[Entries with figure data]

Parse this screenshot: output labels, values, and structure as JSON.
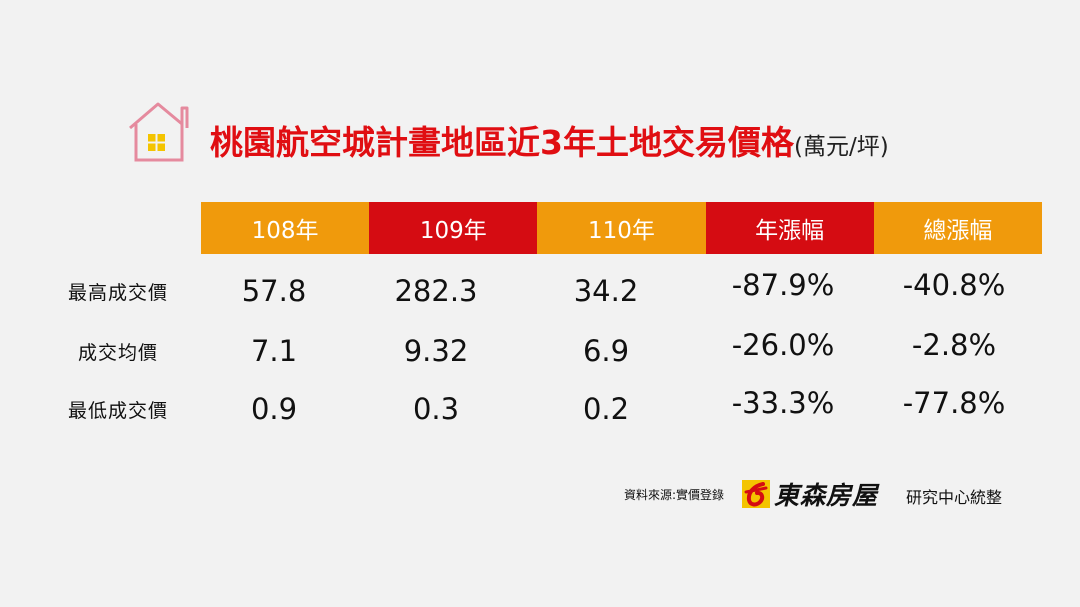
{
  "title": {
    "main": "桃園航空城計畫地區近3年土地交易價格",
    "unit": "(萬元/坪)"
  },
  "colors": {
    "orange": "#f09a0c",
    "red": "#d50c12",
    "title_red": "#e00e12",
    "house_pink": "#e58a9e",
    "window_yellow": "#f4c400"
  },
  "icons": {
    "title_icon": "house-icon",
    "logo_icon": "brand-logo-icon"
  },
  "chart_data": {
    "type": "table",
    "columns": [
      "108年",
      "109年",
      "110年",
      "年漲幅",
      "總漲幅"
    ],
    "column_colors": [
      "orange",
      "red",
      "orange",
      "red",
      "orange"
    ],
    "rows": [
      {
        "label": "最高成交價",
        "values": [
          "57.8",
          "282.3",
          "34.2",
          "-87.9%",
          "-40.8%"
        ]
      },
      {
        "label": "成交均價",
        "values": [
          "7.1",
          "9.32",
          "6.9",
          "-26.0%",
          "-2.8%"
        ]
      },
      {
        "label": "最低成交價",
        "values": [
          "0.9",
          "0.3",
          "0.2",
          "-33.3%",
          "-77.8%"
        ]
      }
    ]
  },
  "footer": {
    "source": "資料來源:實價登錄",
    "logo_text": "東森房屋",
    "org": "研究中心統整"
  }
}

[GOAL] All of the entries above should be copied exactly, except for the pictures.

[ANSWER FOR THE TASK]
Parse this screenshot: output labels, values, and structure as JSON.
{
  "title": {
    "main": "桃園航空城計畫地區近3年土地交易價格",
    "unit": "(萬元/坪)"
  },
  "colors": {
    "orange": "#f09a0c",
    "red": "#d50c12",
    "title_red": "#e00e12",
    "house_pink": "#e58a9e",
    "window_yellow": "#f4c400"
  },
  "icons": {
    "title_icon": "house-icon",
    "logo_icon": "brand-logo-icon"
  },
  "chart_data": {
    "type": "table",
    "columns": [
      "108年",
      "109年",
      "110年",
      "年漲幅",
      "總漲幅"
    ],
    "column_colors": [
      "orange",
      "red",
      "orange",
      "red",
      "orange"
    ],
    "rows": [
      {
        "label": "最高成交價",
        "values": [
          "57.8",
          "282.3",
          "34.2",
          "-87.9%",
          "-40.8%"
        ]
      },
      {
        "label": "成交均價",
        "values": [
          "7.1",
          "9.32",
          "6.9",
          "-26.0%",
          "-2.8%"
        ]
      },
      {
        "label": "最低成交價",
        "values": [
          "0.9",
          "0.3",
          "0.2",
          "-33.3%",
          "-77.8%"
        ]
      }
    ]
  },
  "footer": {
    "source": "資料來源:實價登錄",
    "logo_text": "東森房屋",
    "org": "研究中心統整"
  }
}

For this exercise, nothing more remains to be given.